[GIVEN RECORDS]
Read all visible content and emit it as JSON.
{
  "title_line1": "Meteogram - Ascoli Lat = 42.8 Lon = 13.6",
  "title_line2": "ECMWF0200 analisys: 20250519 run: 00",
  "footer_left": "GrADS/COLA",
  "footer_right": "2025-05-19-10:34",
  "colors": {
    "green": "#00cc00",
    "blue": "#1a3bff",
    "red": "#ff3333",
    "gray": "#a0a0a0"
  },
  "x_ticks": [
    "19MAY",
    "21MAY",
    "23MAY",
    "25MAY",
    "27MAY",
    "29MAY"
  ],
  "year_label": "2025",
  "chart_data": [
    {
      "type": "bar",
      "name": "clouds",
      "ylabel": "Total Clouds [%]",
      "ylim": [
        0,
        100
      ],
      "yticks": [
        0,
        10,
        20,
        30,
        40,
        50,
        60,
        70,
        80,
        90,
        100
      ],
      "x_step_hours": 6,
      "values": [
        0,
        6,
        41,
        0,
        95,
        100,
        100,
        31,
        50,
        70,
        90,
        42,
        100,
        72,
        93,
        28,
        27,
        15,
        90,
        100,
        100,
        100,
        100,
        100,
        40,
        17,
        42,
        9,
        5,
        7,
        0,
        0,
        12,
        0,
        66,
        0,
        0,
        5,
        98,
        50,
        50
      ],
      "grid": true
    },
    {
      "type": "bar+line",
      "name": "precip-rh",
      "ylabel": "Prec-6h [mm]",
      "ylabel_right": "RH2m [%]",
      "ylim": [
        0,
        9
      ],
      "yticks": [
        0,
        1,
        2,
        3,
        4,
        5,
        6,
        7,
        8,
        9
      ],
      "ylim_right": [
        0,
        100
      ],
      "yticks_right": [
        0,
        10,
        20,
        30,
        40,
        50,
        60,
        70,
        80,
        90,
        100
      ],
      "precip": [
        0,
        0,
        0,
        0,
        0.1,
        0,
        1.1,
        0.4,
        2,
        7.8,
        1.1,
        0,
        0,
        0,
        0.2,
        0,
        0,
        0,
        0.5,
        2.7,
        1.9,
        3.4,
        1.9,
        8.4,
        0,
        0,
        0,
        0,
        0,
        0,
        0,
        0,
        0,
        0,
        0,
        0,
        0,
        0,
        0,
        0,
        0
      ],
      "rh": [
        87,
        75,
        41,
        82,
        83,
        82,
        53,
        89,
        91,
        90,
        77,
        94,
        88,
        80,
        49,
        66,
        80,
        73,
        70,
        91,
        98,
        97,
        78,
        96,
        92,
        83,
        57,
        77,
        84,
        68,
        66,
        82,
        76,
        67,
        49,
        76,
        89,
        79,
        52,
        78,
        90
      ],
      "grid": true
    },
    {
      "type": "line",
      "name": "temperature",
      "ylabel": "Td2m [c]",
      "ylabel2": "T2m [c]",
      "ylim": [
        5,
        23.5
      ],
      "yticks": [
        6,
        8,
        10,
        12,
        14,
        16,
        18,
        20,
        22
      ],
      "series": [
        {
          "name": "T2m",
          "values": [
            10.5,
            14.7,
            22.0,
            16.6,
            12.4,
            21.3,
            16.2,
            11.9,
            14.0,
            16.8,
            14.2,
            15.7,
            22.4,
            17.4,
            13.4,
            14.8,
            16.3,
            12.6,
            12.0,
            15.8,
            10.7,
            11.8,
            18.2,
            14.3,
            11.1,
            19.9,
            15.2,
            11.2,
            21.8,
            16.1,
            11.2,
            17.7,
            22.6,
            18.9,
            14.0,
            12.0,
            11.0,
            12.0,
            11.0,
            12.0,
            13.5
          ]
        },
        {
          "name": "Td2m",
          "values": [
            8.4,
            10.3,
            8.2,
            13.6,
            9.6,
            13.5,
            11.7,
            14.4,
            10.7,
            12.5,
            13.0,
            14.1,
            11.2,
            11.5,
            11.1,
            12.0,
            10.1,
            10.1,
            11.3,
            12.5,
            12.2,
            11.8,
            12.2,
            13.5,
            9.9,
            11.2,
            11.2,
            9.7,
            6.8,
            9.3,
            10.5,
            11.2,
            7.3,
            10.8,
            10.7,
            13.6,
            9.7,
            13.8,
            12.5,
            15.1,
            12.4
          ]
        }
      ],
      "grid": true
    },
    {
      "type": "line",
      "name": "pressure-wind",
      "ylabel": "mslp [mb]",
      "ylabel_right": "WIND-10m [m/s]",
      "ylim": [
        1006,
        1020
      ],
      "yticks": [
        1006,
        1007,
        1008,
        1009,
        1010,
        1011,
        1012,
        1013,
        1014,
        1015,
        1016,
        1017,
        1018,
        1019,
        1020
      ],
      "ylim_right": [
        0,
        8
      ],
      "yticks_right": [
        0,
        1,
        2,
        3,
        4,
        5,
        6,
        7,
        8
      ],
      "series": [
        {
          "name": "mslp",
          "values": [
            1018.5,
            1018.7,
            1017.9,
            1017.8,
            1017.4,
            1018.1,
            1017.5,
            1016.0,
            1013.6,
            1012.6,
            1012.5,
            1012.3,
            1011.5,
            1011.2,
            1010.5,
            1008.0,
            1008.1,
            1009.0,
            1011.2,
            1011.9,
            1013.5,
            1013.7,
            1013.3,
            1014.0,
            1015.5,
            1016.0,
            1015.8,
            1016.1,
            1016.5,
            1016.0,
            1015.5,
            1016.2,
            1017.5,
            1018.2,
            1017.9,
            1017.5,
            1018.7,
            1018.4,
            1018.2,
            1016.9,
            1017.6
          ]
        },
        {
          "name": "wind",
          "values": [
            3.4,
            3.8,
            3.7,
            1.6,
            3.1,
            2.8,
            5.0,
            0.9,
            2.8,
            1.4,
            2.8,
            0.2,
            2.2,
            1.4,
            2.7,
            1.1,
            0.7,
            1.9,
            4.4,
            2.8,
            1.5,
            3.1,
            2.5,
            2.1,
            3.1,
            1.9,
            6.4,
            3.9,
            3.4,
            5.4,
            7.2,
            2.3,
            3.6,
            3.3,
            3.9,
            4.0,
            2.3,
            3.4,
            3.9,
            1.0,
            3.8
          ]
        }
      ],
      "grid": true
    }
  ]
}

[WRITTEN INSTRUCTION] In the listing, find all lines with the string "name" and copy them.

[COMPLETE OUTPUT]
      "name": "clouds",
      "name": "precip-rh",
      "name": "temperature",
          "name": "T2m",
          "name": "Td2m",
      "name": "pressure-wind",
          "name": "mslp",
          "name": "wind",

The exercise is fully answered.